** Start of MATERIAL FOR THE TASK **

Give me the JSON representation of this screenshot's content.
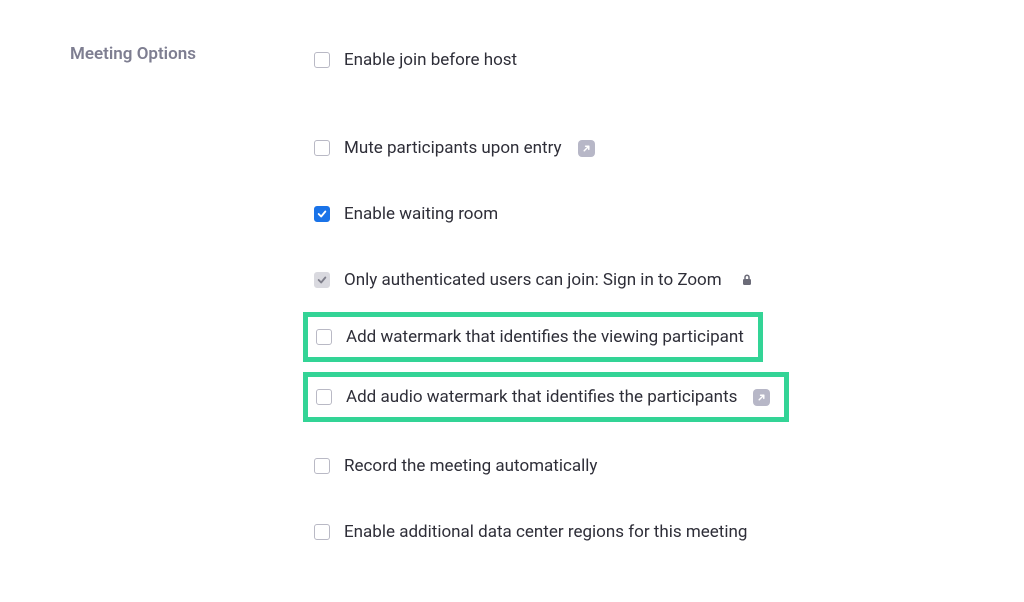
{
  "section_title": "Meeting Options",
  "options": {
    "join_before_host": {
      "label": "Enable join before host"
    },
    "mute_on_entry": {
      "label": "Mute participants upon entry"
    },
    "waiting_room": {
      "label": "Enable waiting room"
    },
    "auth_users": {
      "label": "Only authenticated users can join: Sign in to Zoom"
    },
    "watermark": {
      "label": "Add watermark that identifies the viewing participant"
    },
    "audio_watermark": {
      "label": "Add audio watermark that identifies the participants"
    },
    "record_auto": {
      "label": "Record the meeting automatically"
    },
    "data_center": {
      "label": "Enable additional data center regions for this meeting"
    }
  }
}
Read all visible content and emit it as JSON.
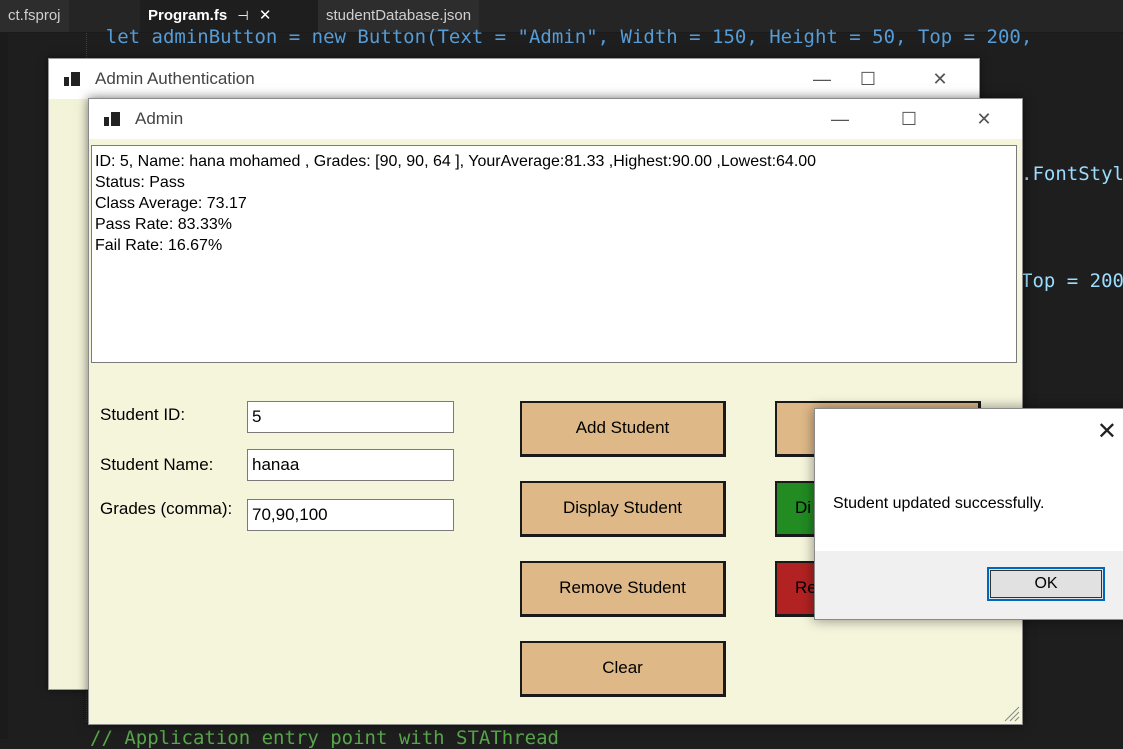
{
  "editor": {
    "tabs": [
      {
        "label": "ct.fsproj"
      },
      {
        "label": "Program.fs",
        "pin": "⊣",
        "close": "✕"
      },
      {
        "label": "studentDatabase.json"
      }
    ],
    "code_top": "    let adminButton = new Button(Text = \"Admin\", Width = 150, Height = 50, Top = 200,",
    "code_right_1": ".FontStyl",
    "code_right_2": "Top = 200",
    "code_bottom": "// Application entry point with STAThread"
  },
  "auth_window": {
    "title": "Admin Authentication",
    "minimize": "—",
    "maximize": "☐",
    "close": "✕"
  },
  "admin_window": {
    "title": "Admin",
    "minimize": "—",
    "maximize": "☐",
    "close": "✕",
    "output": "ID: 5, Name: hana mohamed , Grades: [90, 90, 64 ], YourAverage:81.33 ,Highest:90.00 ,Lowest:64.00\nStatus: Pass\nClass Average: 73.17\nPass Rate: 83.33%\nFail Rate: 16.67%",
    "labels": {
      "student_id": "Student ID:",
      "student_name": "Student Name:",
      "grades": "Grades (comma):"
    },
    "inputs": {
      "student_id": "5",
      "student_name": "hanaa",
      "grades": "70,90,100"
    },
    "buttons": {
      "add": "Add Student",
      "display": "Display Student",
      "remove": "Remove Student",
      "clear": "Clear",
      "green_partial": "Di",
      "red_partial": "Re"
    }
  },
  "message_box": {
    "close": "✕",
    "message": "Student updated successfully.",
    "ok": "OK"
  },
  "colors": {
    "button": "#deb887",
    "green_button": "#228b22",
    "red_button": "#b22222",
    "form_bg": "#f5f5dc"
  }
}
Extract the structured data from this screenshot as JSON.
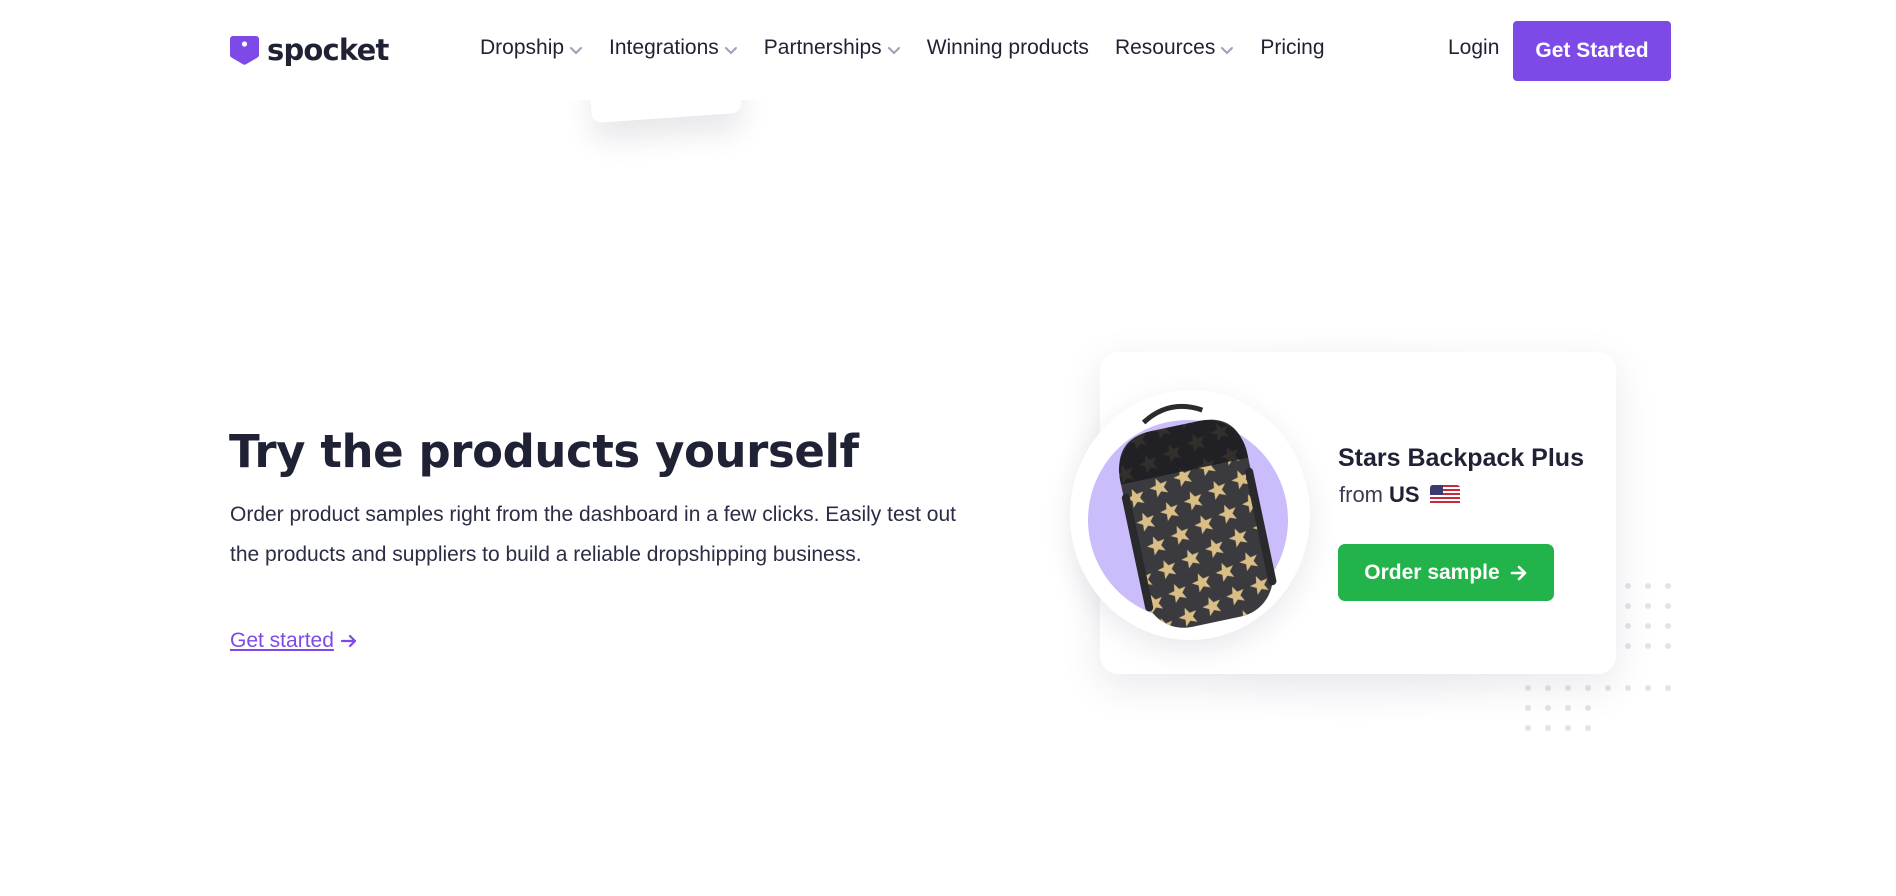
{
  "header": {
    "logo_text": "spocket",
    "nav": [
      {
        "label": "Dropship",
        "has_dropdown": true
      },
      {
        "label": "Integrations",
        "has_dropdown": true
      },
      {
        "label": "Partnerships",
        "has_dropdown": true
      },
      {
        "label": "Winning products",
        "has_dropdown": false
      },
      {
        "label": "Resources",
        "has_dropdown": true
      },
      {
        "label": "Pricing",
        "has_dropdown": false
      }
    ],
    "login_label": "Login",
    "cta_label": "Get Started"
  },
  "feature": {
    "headline": "Try the products yourself",
    "description": "Order product samples right from the dashboard in a few clicks. Easily test out the products and suppliers to build a reliable dropshipping business.",
    "link_label": "Get started"
  },
  "product_card": {
    "name": "Stars Backpack Plus",
    "origin_prefix": "from",
    "origin_country": "US",
    "button_label": "Order sample"
  },
  "colors": {
    "brand_purple": "#7d4ae8",
    "text_dark": "#1f2235",
    "order_green": "#22b44a",
    "blob_lavender": "#cbbdfb"
  },
  "icons": [
    "spocket-logo-icon",
    "chevron-down-icon",
    "arrow-right-icon",
    "us-flag-icon",
    "backpack-image"
  ]
}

** End of MATERIAL FOR THE TASK **

Leave out every picture and copy the rest of the records exactly.

WRITTEN ANSWER:
Give me the JSON representation of this screenshot's content.
{
  "section_title": "Meeting Options",
  "options": {
    "join_before_host": {
      "label": "Enable join before host"
    },
    "mute_on_entry": {
      "label": "Mute participants upon entry"
    },
    "waiting_room": {
      "label": "Enable waiting room"
    },
    "auth_users": {
      "label": "Only authenticated users can join: Sign in to Zoom"
    },
    "watermark": {
      "label": "Add watermark that identifies the viewing participant"
    },
    "audio_watermark": {
      "label": "Add audio watermark that identifies the participants"
    },
    "record_auto": {
      "label": "Record the meeting automatically"
    },
    "data_center": {
      "label": "Enable additional data center regions for this meeting"
    }
  }
}
Read all visible content and emit it as JSON.
{
  "editor": {
    "tabs": [
      {
        "label": "ct.fsproj"
      },
      {
        "label": "Program.fs",
        "pin": "⊣",
        "close": "✕"
      },
      {
        "label": "studentDatabase.json"
      }
    ],
    "code_top": "    let adminButton = new Button(Text = \"Admin\", Width = 150, Height = 50, Top = 200,",
    "code_right_1": ".FontStyl",
    "code_right_2": "Top = 200",
    "code_bottom": "// Application entry point with STAThread"
  },
  "auth_window": {
    "title": "Admin Authentication",
    "minimize": "—",
    "maximize": "☐",
    "close": "✕"
  },
  "admin_window": {
    "title": "Admin",
    "minimize": "—",
    "maximize": "☐",
    "close": "✕",
    "output": "ID: 5, Name: hana mohamed , Grades: [90, 90, 64 ], YourAverage:81.33 ,Highest:90.00 ,Lowest:64.00\nStatus: Pass\nClass Average: 73.17\nPass Rate: 83.33%\nFail Rate: 16.67%",
    "labels": {
      "student_id": "Student ID:",
      "student_name": "Student Name:",
      "grades": "Grades (comma):"
    },
    "inputs": {
      "student_id": "5",
      "student_name": "hanaa",
      "grades": "70,90,100"
    },
    "buttons": {
      "add": "Add Student",
      "display": "Display Student",
      "remove": "Remove Student",
      "clear": "Clear",
      "green_partial": "Di",
      "red_partial": "Re"
    }
  },
  "message_box": {
    "close": "✕",
    "message": "Student updated successfully.",
    "ok": "OK"
  },
  "colors": {
    "button": "#deb887",
    "green_button": "#228b22",
    "red_button": "#b22222",
    "form_bg": "#f5f5dc"
  }
}
Extract the structured data from this screenshot as JSON.
{
  "header": {
    "logo_text": "spocket",
    "nav": [
      {
        "label": "Dropship",
        "has_dropdown": true
      },
      {
        "label": "Integrations",
        "has_dropdown": true
      },
      {
        "label": "Partnerships",
        "has_dropdown": true
      },
      {
        "label": "Winning products",
        "has_dropdown": false
      },
      {
        "label": "Resources",
        "has_dropdown": true
      },
      {
        "label": "Pricing",
        "has_dropdown": false
      }
    ],
    "login_label": "Login",
    "cta_label": "Get Started"
  },
  "feature": {
    "headline": "Try the products yourself",
    "description": "Order product samples right from the dashboard in a few clicks. Easily test out the products and suppliers to build a reliable dropshipping business.",
    "link_label": "Get started"
  },
  "product_card": {
    "name": "Stars Backpack Plus",
    "origin_prefix": "from",
    "origin_country": "US",
    "button_label": "Order sample"
  },
  "colors": {
    "brand_purple": "#7d4ae8",
    "text_dark": "#1f2235",
    "order_green": "#22b44a",
    "blob_lavender": "#cbbdfb"
  },
  "icons": [
    "spocket-logo-icon",
    "chevron-down-icon",
    "arrow-right-icon",
    "us-flag-icon",
    "backpack-image"
  ]
}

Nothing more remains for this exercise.